EXTRACTED DATA =
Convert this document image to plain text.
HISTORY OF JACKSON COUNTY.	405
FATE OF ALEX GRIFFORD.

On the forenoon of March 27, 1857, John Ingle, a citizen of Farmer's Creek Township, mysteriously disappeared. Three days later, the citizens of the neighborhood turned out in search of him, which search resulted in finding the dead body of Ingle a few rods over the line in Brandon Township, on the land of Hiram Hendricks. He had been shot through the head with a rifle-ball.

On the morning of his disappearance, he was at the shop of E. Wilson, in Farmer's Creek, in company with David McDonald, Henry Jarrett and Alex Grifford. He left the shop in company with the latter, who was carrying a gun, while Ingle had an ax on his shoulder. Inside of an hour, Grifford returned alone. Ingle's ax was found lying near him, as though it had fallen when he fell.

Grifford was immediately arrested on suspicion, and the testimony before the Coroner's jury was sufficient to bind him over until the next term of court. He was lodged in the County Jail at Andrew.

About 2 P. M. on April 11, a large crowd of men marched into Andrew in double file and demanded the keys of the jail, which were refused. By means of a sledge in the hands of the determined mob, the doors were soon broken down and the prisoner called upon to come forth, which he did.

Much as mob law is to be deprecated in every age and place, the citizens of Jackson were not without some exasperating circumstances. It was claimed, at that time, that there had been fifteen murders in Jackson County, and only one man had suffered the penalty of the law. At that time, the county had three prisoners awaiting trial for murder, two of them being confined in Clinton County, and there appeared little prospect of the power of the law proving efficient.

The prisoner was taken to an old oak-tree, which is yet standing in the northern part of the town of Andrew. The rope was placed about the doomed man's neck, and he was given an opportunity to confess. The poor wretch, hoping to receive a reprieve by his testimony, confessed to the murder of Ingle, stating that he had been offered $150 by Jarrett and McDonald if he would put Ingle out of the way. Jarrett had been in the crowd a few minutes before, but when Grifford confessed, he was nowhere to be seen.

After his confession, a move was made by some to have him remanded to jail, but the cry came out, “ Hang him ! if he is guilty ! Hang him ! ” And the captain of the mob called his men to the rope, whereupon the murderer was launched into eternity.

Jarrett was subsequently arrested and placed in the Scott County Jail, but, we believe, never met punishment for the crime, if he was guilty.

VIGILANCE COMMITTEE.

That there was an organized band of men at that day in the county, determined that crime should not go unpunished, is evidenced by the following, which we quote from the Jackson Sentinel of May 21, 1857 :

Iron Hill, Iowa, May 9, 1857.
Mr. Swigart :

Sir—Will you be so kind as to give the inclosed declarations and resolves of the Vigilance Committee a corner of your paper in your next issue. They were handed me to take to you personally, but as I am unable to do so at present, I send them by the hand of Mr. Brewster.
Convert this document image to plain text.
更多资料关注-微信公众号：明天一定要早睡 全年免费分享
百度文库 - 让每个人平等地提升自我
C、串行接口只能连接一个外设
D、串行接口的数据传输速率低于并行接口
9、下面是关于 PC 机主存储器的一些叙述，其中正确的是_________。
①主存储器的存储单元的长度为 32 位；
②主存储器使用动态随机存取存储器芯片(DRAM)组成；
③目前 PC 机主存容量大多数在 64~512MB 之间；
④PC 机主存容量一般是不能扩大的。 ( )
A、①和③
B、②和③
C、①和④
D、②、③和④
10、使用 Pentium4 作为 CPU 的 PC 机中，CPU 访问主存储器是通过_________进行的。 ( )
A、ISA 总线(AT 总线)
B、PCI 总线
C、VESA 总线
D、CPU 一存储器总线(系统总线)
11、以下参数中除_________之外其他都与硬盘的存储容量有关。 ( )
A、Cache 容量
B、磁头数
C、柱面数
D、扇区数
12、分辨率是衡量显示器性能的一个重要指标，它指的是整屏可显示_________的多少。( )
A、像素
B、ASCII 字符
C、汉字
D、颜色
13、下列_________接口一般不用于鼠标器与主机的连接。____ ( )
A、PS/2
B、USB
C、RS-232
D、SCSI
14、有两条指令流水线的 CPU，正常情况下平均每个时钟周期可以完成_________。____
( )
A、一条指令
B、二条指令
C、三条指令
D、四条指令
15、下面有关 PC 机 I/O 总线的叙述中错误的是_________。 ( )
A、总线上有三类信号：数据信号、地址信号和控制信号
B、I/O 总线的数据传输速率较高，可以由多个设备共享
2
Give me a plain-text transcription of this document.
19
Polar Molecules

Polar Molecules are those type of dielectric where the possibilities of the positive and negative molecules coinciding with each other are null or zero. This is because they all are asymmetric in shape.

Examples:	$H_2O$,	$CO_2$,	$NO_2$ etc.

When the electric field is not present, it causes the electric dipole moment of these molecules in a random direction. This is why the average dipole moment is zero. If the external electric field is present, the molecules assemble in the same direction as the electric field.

TASK STATEMENT = Using the records above, please retype only the run of lines from the line holding "Give me a plain-text" through the last line, both ends included.

FINAL ANSWER =
Give me a plain-text transcription of this document.
19
Polar Molecules

Polar Molecules are those type of dielectric where the possibilities of the positive and negative molecules coinciding with each other are null or zero. This is because they all are asymmetric in shape.

Examples:	$H_2O$,	$CO_2$,	$NO_2$ etc.

When the electric field is not present, it causes the electric dipole moment of these molecules in a random direction. This is why the average dipole moment is zero. If the external electric field is present, the molecules assemble in the same direction as the electric field.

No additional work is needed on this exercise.